§ EXERCISE GOAL: Repeat everything in the material exactly.

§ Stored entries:
____
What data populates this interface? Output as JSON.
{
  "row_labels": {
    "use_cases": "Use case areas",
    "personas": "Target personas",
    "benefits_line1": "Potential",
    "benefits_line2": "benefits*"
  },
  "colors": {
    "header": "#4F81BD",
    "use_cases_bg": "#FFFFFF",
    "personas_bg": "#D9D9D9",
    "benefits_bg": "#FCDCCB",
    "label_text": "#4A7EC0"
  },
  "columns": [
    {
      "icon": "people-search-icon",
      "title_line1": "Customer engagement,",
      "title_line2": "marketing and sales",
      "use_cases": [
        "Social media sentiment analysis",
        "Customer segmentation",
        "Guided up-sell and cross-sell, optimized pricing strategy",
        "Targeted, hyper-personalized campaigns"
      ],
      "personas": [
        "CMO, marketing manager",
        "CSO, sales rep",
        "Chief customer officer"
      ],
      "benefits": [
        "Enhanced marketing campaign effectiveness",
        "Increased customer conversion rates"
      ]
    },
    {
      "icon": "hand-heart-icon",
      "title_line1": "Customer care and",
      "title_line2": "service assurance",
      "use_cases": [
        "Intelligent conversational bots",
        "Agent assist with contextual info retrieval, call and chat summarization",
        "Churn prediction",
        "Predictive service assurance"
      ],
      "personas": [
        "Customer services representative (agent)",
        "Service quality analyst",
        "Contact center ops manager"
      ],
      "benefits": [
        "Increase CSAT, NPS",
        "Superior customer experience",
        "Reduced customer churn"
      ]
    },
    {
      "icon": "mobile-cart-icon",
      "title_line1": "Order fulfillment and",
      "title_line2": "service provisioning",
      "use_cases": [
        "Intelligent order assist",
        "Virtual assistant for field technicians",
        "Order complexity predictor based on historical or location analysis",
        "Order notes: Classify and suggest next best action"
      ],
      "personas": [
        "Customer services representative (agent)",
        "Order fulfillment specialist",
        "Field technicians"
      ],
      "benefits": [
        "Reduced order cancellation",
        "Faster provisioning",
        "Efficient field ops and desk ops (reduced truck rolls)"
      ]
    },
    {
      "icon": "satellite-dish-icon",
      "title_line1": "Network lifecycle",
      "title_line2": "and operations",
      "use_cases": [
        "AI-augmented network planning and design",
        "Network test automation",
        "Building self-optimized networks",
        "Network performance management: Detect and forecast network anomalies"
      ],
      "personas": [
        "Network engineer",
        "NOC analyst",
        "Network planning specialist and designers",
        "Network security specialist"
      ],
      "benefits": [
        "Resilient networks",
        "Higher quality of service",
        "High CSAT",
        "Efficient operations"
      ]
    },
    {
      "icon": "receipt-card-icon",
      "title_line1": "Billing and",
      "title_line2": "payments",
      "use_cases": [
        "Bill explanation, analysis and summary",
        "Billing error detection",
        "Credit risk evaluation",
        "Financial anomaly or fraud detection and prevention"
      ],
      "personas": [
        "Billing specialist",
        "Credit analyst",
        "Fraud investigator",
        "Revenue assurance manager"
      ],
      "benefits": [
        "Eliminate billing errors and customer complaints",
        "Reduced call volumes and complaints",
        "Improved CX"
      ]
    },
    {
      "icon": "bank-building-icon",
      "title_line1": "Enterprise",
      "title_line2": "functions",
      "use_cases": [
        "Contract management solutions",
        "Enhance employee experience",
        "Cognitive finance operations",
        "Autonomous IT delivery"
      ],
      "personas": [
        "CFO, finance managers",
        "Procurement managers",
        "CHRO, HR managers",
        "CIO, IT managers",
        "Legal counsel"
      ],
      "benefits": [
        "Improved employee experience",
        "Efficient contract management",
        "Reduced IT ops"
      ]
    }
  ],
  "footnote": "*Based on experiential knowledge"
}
____
§ SOLUTION TO THIS PROBLEM:
What data populates this interface? Output as JSON.
{
  "row_labels": {
    "use_cases": "Use case areas",
    "personas": "Target personas",
    "benefits_line1": "Potential",
    "benefits_line2": "benefits*"
  },
  "colors": {
    "header": "#4F81BD",
    "use_cases_bg": "#FFFFFF",
    "personas_bg": "#D9D9D9",
    "benefits_bg": "#FCDCCB",
    "label_text": "#4A7EC0"
  },
  "columns": [
    {
      "icon": "people-search-icon",
      "title_line1": "Customer engagement,",
      "title_line2": "marketing and sales",
      "use_cases": [
        "Social media sentiment analysis",
        "Customer segmentation",
        "Guided up-sell and cross-sell, optimized pricing strategy",
        "Targeted, hyper-personalized campaigns"
      ],
      "personas": [
        "CMO, marketing manager",
        "CSO, sales rep",
        "Chief customer officer"
      ],
      "benefits": [
        "Enhanced marketing campaign effectiveness",
        "Increased customer conversion rates"
      ]
    },
    {
      "icon": "hand-heart-icon",
      "title_line1": "Customer care and",
      "title_line2": "service assurance",
      "use_cases": [
        "Intelligent conversational bots",
        "Agent assist with contextual info retrieval, call and chat summarization",
        "Churn prediction",
        "Predictive service assurance"
      ],
      "personas": [
        "Customer services representative (agent)",
        "Service quality analyst",
        "Contact center ops manager"
      ],
      "benefits": [
        "Increase CSAT, NPS",
        "Superior customer experience",
        "Reduced customer churn"
      ]
    },
    {
      "icon": "mobile-cart-icon",
      "title_line1": "Order fulfillment and",
      "title_line2": "service provisioning",
      "use_cases": [
        "Intelligent order assist",
        "Virtual assistant for field technicians",
        "Order complexity predictor based on historical or location analysis",
        "Order notes: Classify and suggest next best action"
      ],
      "personas": [
        "Customer services representative (agent)",
        "Order fulfillment specialist",
        "Field technicians"
      ],
      "benefits": [
        "Reduced order cancellation",
        "Faster provisioning",
        "Efficient field ops and desk ops (reduced truck rolls)"
      ]
    },
    {
      "icon": "satellite-dish-icon",
      "title_line1": "Network lifecycle",
      "title_line2": "and operations",
      "use_cases": [
        "AI-augmented network planning and design",
        "Network test automation",
        "Building self-optimized networks",
        "Network performance management: Detect and forecast network anomalies"
      ],
      "personas": [
        "Network engineer",
        "NOC analyst",
        "Network planning specialist and designers",
        "Network security specialist"
      ],
      "benefits": [
        "Resilient networks",
        "Higher quality of service",
        "High CSAT",
        "Efficient operations"
      ]
    },
    {
      "icon": "receipt-card-icon",
      "title_line1": "Billing and",
      "title_line2": "payments",
      "use_cases": [
        "Bill explanation, analysis and summary",
        "Billing error detection",
        "Credit risk evaluation",
        "Financial anomaly or fraud detection and prevention"
      ],
      "personas": [
        "Billing specialist",
        "Credit analyst",
        "Fraud investigator",
        "Revenue assurance manager"
      ],
      "benefits": [
        "Eliminate billing errors and customer complaints",
        "Reduced call volumes and complaints",
        "Improved CX"
      ]
    },
    {
      "icon": "bank-building-icon",
      "title_line1": "Enterprise",
      "title_line2": "functions",
      "use_cases": [
        "Contract management solutions",
        "Enhance employee experience",
        "Cognitive finance operations",
        "Autonomous IT delivery"
      ],
      "personas": [
        "CFO, finance managers",
        "Procurement managers",
        "CHRO, HR managers",
        "CIO, IT managers",
        "Legal counsel"
      ],
      "benefits": [
        "Improved employee experience",
        "Efficient contract management",
        "Reduced IT ops"
      ]
    }
  ],
  "footnote": "*Based on experiential knowledge"
}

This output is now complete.